## To be done:
Across the entries, how many lines have the string "smoothed" in them? Reply with only a number.
┌─ Supplied records
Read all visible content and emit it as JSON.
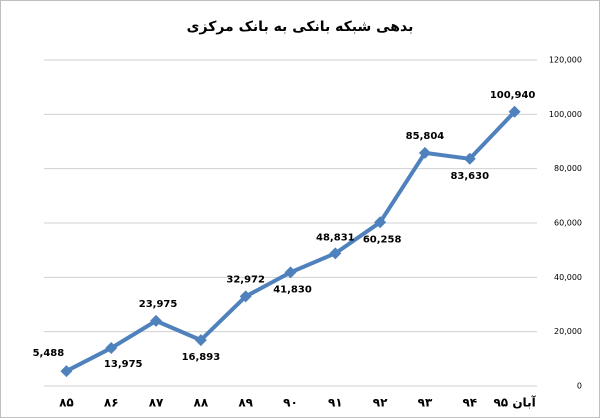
{
  "chart_data": {
    "type": "line",
    "title": "بدهی شبکه بانکی به بانک مرکزی",
    "categories": [
      "۸۵",
      "۸۶",
      "۸۷",
      "۸۸",
      "۸۹",
      "۹۰",
      "۹۱",
      "۹۲",
      "۹۳",
      "۹۴",
      "آبان ۹۵"
    ],
    "values": [
      5488,
      13975,
      23975,
      16893,
      32972,
      41830,
      48831,
      60258,
      85804,
      83630,
      100940
    ],
    "value_labels": [
      "5,488",
      "13,975",
      "23,975",
      "16,893",
      "32,972",
      "41,830",
      "48,831",
      "60,258",
      "85,804",
      "83,630",
      "100,940"
    ],
    "color": "#4f81bd",
    "ylim": [
      0,
      120000
    ],
    "yticks": [
      0,
      {
        "value": 20000,
        "label": "20,000"
      },
      {
        "value": 40000,
        "label": "40,000"
      },
      {
        "value": 60000,
        "label": "60,000"
      },
      {
        "value": 80000,
        "label": "80,000"
      },
      {
        "value": 100000,
        "label": "100,000"
      },
      {
        "value": 120000,
        "label": "120,000"
      }
    ],
    "grid": true
  }
}
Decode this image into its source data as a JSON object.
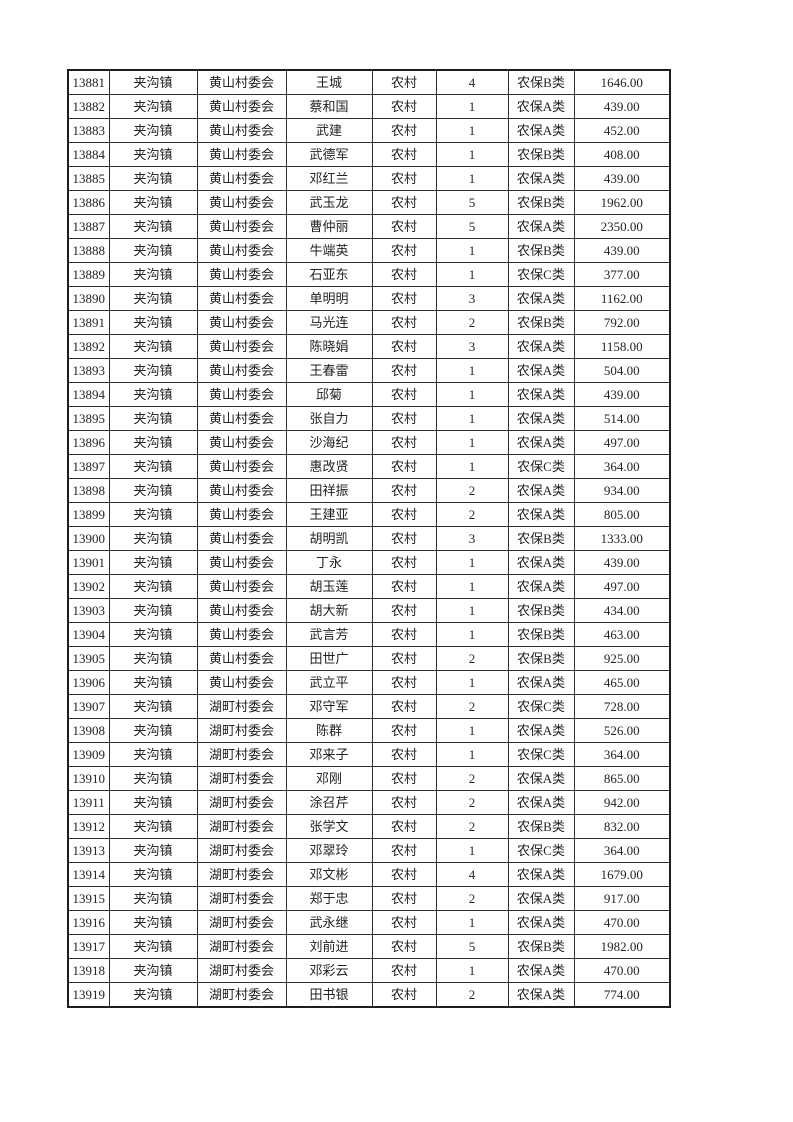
{
  "page": {
    "background_color": "#ffffff",
    "text_color": "#232323",
    "border_color": "#2e2e2e"
  },
  "table": {
    "column_keys": [
      "record-id",
      "town",
      "village-committee",
      "person-name",
      "residence-type",
      "person-count",
      "insurance-class",
      "amount"
    ],
    "rows": [
      [
        "13881",
        "夹沟镇",
        "黄山村委会",
        "王城",
        "农村",
        "4",
        "农保B类",
        "1646.00"
      ],
      [
        "13882",
        "夹沟镇",
        "黄山村委会",
        "蔡和国",
        "农村",
        "1",
        "农保A类",
        "439.00"
      ],
      [
        "13883",
        "夹沟镇",
        "黄山村委会",
        "武建",
        "农村",
        "1",
        "农保A类",
        "452.00"
      ],
      [
        "13884",
        "夹沟镇",
        "黄山村委会",
        "武德军",
        "农村",
        "1",
        "农保B类",
        "408.00"
      ],
      [
        "13885",
        "夹沟镇",
        "黄山村委会",
        "邓红兰",
        "农村",
        "1",
        "农保A类",
        "439.00"
      ],
      [
        "13886",
        "夹沟镇",
        "黄山村委会",
        "武玉龙",
        "农村",
        "5",
        "农保B类",
        "1962.00"
      ],
      [
        "13887",
        "夹沟镇",
        "黄山村委会",
        "曹仲丽",
        "农村",
        "5",
        "农保A类",
        "2350.00"
      ],
      [
        "13888",
        "夹沟镇",
        "黄山村委会",
        "牛端英",
        "农村",
        "1",
        "农保B类",
        "439.00"
      ],
      [
        "13889",
        "夹沟镇",
        "黄山村委会",
        "石亚东",
        "农村",
        "1",
        "农保C类",
        "377.00"
      ],
      [
        "13890",
        "夹沟镇",
        "黄山村委会",
        "单明明",
        "农村",
        "3",
        "农保A类",
        "1162.00"
      ],
      [
        "13891",
        "夹沟镇",
        "黄山村委会",
        "马光连",
        "农村",
        "2",
        "农保B类",
        "792.00"
      ],
      [
        "13892",
        "夹沟镇",
        "黄山村委会",
        "陈晓娟",
        "农村",
        "3",
        "农保A类",
        "1158.00"
      ],
      [
        "13893",
        "夹沟镇",
        "黄山村委会",
        "王春雷",
        "农村",
        "1",
        "农保A类",
        "504.00"
      ],
      [
        "13894",
        "夹沟镇",
        "黄山村委会",
        "邱菊",
        "农村",
        "1",
        "农保A类",
        "439.00"
      ],
      [
        "13895",
        "夹沟镇",
        "黄山村委会",
        "张自力",
        "农村",
        "1",
        "农保A类",
        "514.00"
      ],
      [
        "13896",
        "夹沟镇",
        "黄山村委会",
        "沙海纪",
        "农村",
        "1",
        "农保A类",
        "497.00"
      ],
      [
        "13897",
        "夹沟镇",
        "黄山村委会",
        "惠改贤",
        "农村",
        "1",
        "农保C类",
        "364.00"
      ],
      [
        "13898",
        "夹沟镇",
        "黄山村委会",
        "田祥振",
        "农村",
        "2",
        "农保A类",
        "934.00"
      ],
      [
        "13899",
        "夹沟镇",
        "黄山村委会",
        "王建亚",
        "农村",
        "2",
        "农保A类",
        "805.00"
      ],
      [
        "13900",
        "夹沟镇",
        "黄山村委会",
        "胡明凯",
        "农村",
        "3",
        "农保B类",
        "1333.00"
      ],
      [
        "13901",
        "夹沟镇",
        "黄山村委会",
        "丁永",
        "农村",
        "1",
        "农保A类",
        "439.00"
      ],
      [
        "13902",
        "夹沟镇",
        "黄山村委会",
        "胡玉莲",
        "农村",
        "1",
        "农保A类",
        "497.00"
      ],
      [
        "13903",
        "夹沟镇",
        "黄山村委会",
        "胡大新",
        "农村",
        "1",
        "农保B类",
        "434.00"
      ],
      [
        "13904",
        "夹沟镇",
        "黄山村委会",
        "武言芳",
        "农村",
        "1",
        "农保B类",
        "463.00"
      ],
      [
        "13905",
        "夹沟镇",
        "黄山村委会",
        "田世广",
        "农村",
        "2",
        "农保B类",
        "925.00"
      ],
      [
        "13906",
        "夹沟镇",
        "黄山村委会",
        "武立平",
        "农村",
        "1",
        "农保A类",
        "465.00"
      ],
      [
        "13907",
        "夹沟镇",
        "湖町村委会",
        "邓守军",
        "农村",
        "2",
        "农保C类",
        "728.00"
      ],
      [
        "13908",
        "夹沟镇",
        "湖町村委会",
        "陈群",
        "农村",
        "1",
        "农保A类",
        "526.00"
      ],
      [
        "13909",
        "夹沟镇",
        "湖町村委会",
        "邓来子",
        "农村",
        "1",
        "农保C类",
        "364.00"
      ],
      [
        "13910",
        "夹沟镇",
        "湖町村委会",
        "邓刚",
        "农村",
        "2",
        "农保A类",
        "865.00"
      ],
      [
        "13911",
        "夹沟镇",
        "湖町村委会",
        "涂召芹",
        "农村",
        "2",
        "农保A类",
        "942.00"
      ],
      [
        "13912",
        "夹沟镇",
        "湖町村委会",
        "张学文",
        "农村",
        "2",
        "农保B类",
        "832.00"
      ],
      [
        "13913",
        "夹沟镇",
        "湖町村委会",
        "邓翠玲",
        "农村",
        "1",
        "农保C类",
        "364.00"
      ],
      [
        "13914",
        "夹沟镇",
        "湖町村委会",
        "邓文彬",
        "农村",
        "4",
        "农保A类",
        "1679.00"
      ],
      [
        "13915",
        "夹沟镇",
        "湖町村委会",
        "郑于忠",
        "农村",
        "2",
        "农保A类",
        "917.00"
      ],
      [
        "13916",
        "夹沟镇",
        "湖町村委会",
        "武永继",
        "农村",
        "1",
        "农保A类",
        "470.00"
      ],
      [
        "13917",
        "夹沟镇",
        "湖町村委会",
        "刘前进",
        "农村",
        "5",
        "农保B类",
        "1982.00"
      ],
      [
        "13918",
        "夹沟镇",
        "湖町村委会",
        "邓彩云",
        "农村",
        "1",
        "农保A类",
        "470.00"
      ],
      [
        "13919",
        "夹沟镇",
        "湖町村委会",
        "田书银",
        "农村",
        "2",
        "农保A类",
        "774.00"
      ]
    ]
  }
}
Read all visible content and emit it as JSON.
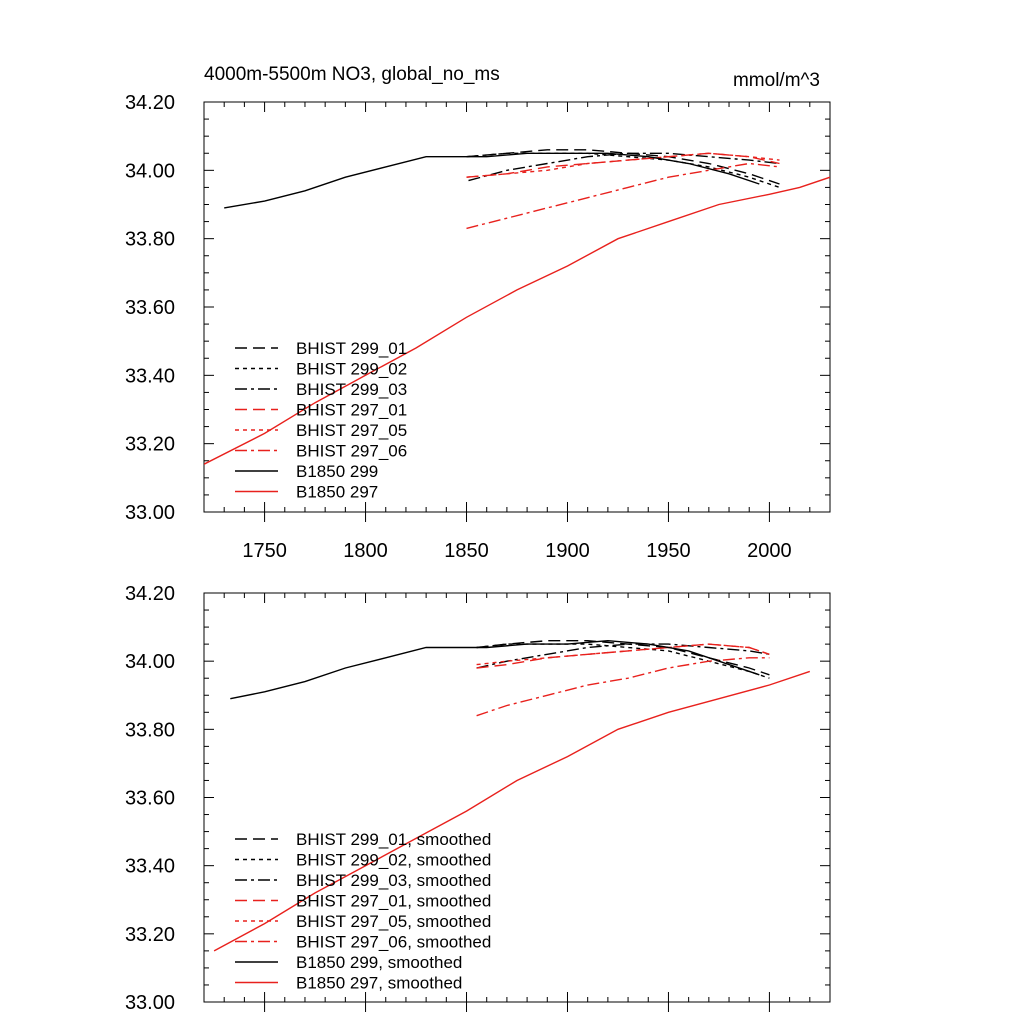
{
  "figure": {
    "title_left": "4000m-5500m NO3, global_no_ms",
    "title_right": "mmol/m^3"
  },
  "colors": {
    "black": "#000000",
    "red": "#e8211d"
  },
  "chart_data": [
    {
      "type": "line",
      "xlim": [
        1720,
        2030
      ],
      "ylim": [
        33.0,
        34.2
      ],
      "xticks": [
        1750,
        1800,
        1850,
        1900,
        1950,
        2000
      ],
      "xtick_labels": [
        "1750",
        "1800",
        "1850",
        "1900",
        "1950",
        "2000"
      ],
      "yticks": [
        33.0,
        33.2,
        33.4,
        33.6,
        33.8,
        34.0,
        34.2
      ],
      "ytick_labels": [
        "33.00",
        "33.20",
        "33.40",
        "33.60",
        "33.80",
        "34.00",
        "34.20"
      ],
      "legend_position": "bottom-left",
      "series": [
        {
          "name": "BHIST 299_01",
          "color": "black",
          "dash": "dash",
          "x": [
            1850,
            1870,
            1890,
            1910,
            1930,
            1950,
            1970,
            1990,
            2005
          ],
          "y": [
            34.04,
            34.05,
            34.06,
            34.06,
            34.05,
            34.04,
            34.02,
            33.99,
            33.96
          ]
        },
        {
          "name": "BHIST 299_02",
          "color": "black",
          "dash": "dot",
          "x": [
            1850,
            1870,
            1890,
            1910,
            1930,
            1950,
            1970,
            1990,
            2005
          ],
          "y": [
            34.04,
            34.05,
            34.05,
            34.05,
            34.04,
            34.03,
            34.01,
            33.98,
            33.95
          ]
        },
        {
          "name": "BHIST 299_03",
          "color": "black",
          "dash": "dashdot",
          "x": [
            1851,
            1870,
            1890,
            1910,
            1930,
            1950,
            1970,
            1990,
            2005
          ],
          "y": [
            33.97,
            34.0,
            34.02,
            34.04,
            34.05,
            34.05,
            34.04,
            34.03,
            34.02
          ]
        },
        {
          "name": "BHIST 297_01",
          "color": "red",
          "dash": "dash",
          "x": [
            1850,
            1870,
            1890,
            1910,
            1930,
            1950,
            1970,
            1990,
            2005
          ],
          "y": [
            33.98,
            33.99,
            34.01,
            34.02,
            34.03,
            34.04,
            34.05,
            34.04,
            34.02
          ]
        },
        {
          "name": "BHIST 297_05",
          "color": "red",
          "dash": "dot",
          "x": [
            1850,
            1870,
            1890,
            1910,
            1930,
            1950,
            1970,
            1990,
            2005
          ],
          "y": [
            33.98,
            33.99,
            34.0,
            34.02,
            34.03,
            34.04,
            34.05,
            34.04,
            34.03
          ]
        },
        {
          "name": "BHIST 297_06",
          "color": "red",
          "dash": "dashdot",
          "x": [
            1850,
            1870,
            1890,
            1910,
            1930,
            1950,
            1970,
            1990,
            2005
          ],
          "y": [
            33.83,
            33.86,
            33.89,
            33.92,
            33.95,
            33.98,
            34.0,
            34.02,
            34.01
          ]
        },
        {
          "name": "B1850 299",
          "color": "black",
          "dash": "solid",
          "x": [
            1730,
            1750,
            1770,
            1790,
            1810,
            1830,
            1840,
            1860,
            1880,
            1900,
            1920,
            1940,
            1960,
            1980,
            1995
          ],
          "y": [
            33.89,
            33.91,
            33.94,
            33.98,
            34.01,
            34.04,
            34.04,
            34.04,
            34.05,
            34.05,
            34.05,
            34.04,
            34.02,
            33.99,
            33.96
          ]
        },
        {
          "name": "B1850 297",
          "color": "red",
          "dash": "solid",
          "x": [
            1720,
            1750,
            1775,
            1800,
            1825,
            1850,
            1875,
            1900,
            1925,
            1950,
            1975,
            2000,
            2015,
            2030
          ],
          "y": [
            33.14,
            33.23,
            33.32,
            33.4,
            33.48,
            33.57,
            33.65,
            33.72,
            33.8,
            33.85,
            33.9,
            33.93,
            33.95,
            33.98
          ]
        }
      ]
    },
    {
      "type": "line",
      "xlim": [
        1720,
        2030
      ],
      "ylim": [
        33.0,
        34.2
      ],
      "xticks": [
        1750,
        1800,
        1850,
        1900,
        1950,
        2000
      ],
      "xtick_labels": [],
      "yticks": [
        33.0,
        33.2,
        33.4,
        33.6,
        33.8,
        34.0,
        34.2
      ],
      "ytick_labels": [
        "33.00",
        "33.20",
        "33.40",
        "33.60",
        "33.80",
        "34.00",
        "34.20"
      ],
      "legend_position": "bottom-left",
      "series": [
        {
          "name": "BHIST 299_01, smoothed",
          "color": "black",
          "dash": "dash",
          "x": [
            1855,
            1870,
            1890,
            1910,
            1930,
            1950,
            1970,
            1990,
            2000
          ],
          "y": [
            34.04,
            34.05,
            34.06,
            34.06,
            34.05,
            34.04,
            34.01,
            33.98,
            33.96
          ]
        },
        {
          "name": "BHIST 299_02, smoothed",
          "color": "black",
          "dash": "dot",
          "x": [
            1855,
            1870,
            1890,
            1910,
            1930,
            1950,
            1970,
            1990,
            2000
          ],
          "y": [
            34.04,
            34.05,
            34.05,
            34.05,
            34.04,
            34.03,
            34.0,
            33.97,
            33.95
          ]
        },
        {
          "name": "BHIST 299_03, smoothed",
          "color": "black",
          "dash": "dashdot",
          "x": [
            1855,
            1870,
            1890,
            1910,
            1930,
            1950,
            1970,
            1990,
            2000
          ],
          "y": [
            33.98,
            34.0,
            34.02,
            34.04,
            34.05,
            34.05,
            34.04,
            34.03,
            34.02
          ]
        },
        {
          "name": "BHIST 297_01, smoothed",
          "color": "red",
          "dash": "dash",
          "x": [
            1855,
            1870,
            1890,
            1910,
            1930,
            1950,
            1970,
            1990,
            2000
          ],
          "y": [
            33.98,
            33.99,
            34.01,
            34.02,
            34.03,
            34.04,
            34.05,
            34.04,
            34.02
          ]
        },
        {
          "name": "BHIST 297_05, smoothed",
          "color": "red",
          "dash": "dot",
          "x": [
            1855,
            1870,
            1890,
            1910,
            1930,
            1950,
            1970,
            1990,
            2000
          ],
          "y": [
            33.99,
            34.0,
            34.01,
            34.02,
            34.03,
            34.04,
            34.05,
            34.04,
            34.02
          ]
        },
        {
          "name": "BHIST 297_06, smoothed",
          "color": "red",
          "dash": "dashdot",
          "x": [
            1855,
            1870,
            1890,
            1910,
            1930,
            1950,
            1970,
            1990,
            2000
          ],
          "y": [
            33.84,
            33.87,
            33.9,
            33.93,
            33.95,
            33.98,
            34.0,
            34.01,
            34.01
          ]
        },
        {
          "name": "B1850 299, smoothed",
          "color": "black",
          "dash": "solid",
          "x": [
            1733,
            1750,
            1770,
            1790,
            1810,
            1830,
            1840,
            1860,
            1880,
            1900,
            1920,
            1940,
            1960,
            1980,
            1995
          ],
          "y": [
            33.89,
            33.91,
            33.94,
            33.98,
            34.01,
            34.04,
            34.04,
            34.04,
            34.05,
            34.05,
            34.06,
            34.05,
            34.03,
            33.99,
            33.96
          ]
        },
        {
          "name": "B1850 297, smoothed",
          "color": "red",
          "dash": "solid",
          "x": [
            1725,
            1750,
            1775,
            1800,
            1825,
            1850,
            1875,
            1900,
            1925,
            1950,
            1975,
            2000,
            2020
          ],
          "y": [
            33.15,
            33.23,
            33.32,
            33.4,
            33.48,
            33.56,
            33.65,
            33.72,
            33.8,
            33.85,
            33.89,
            33.93,
            33.97
          ]
        }
      ]
    }
  ]
}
└─
## Complete output:
8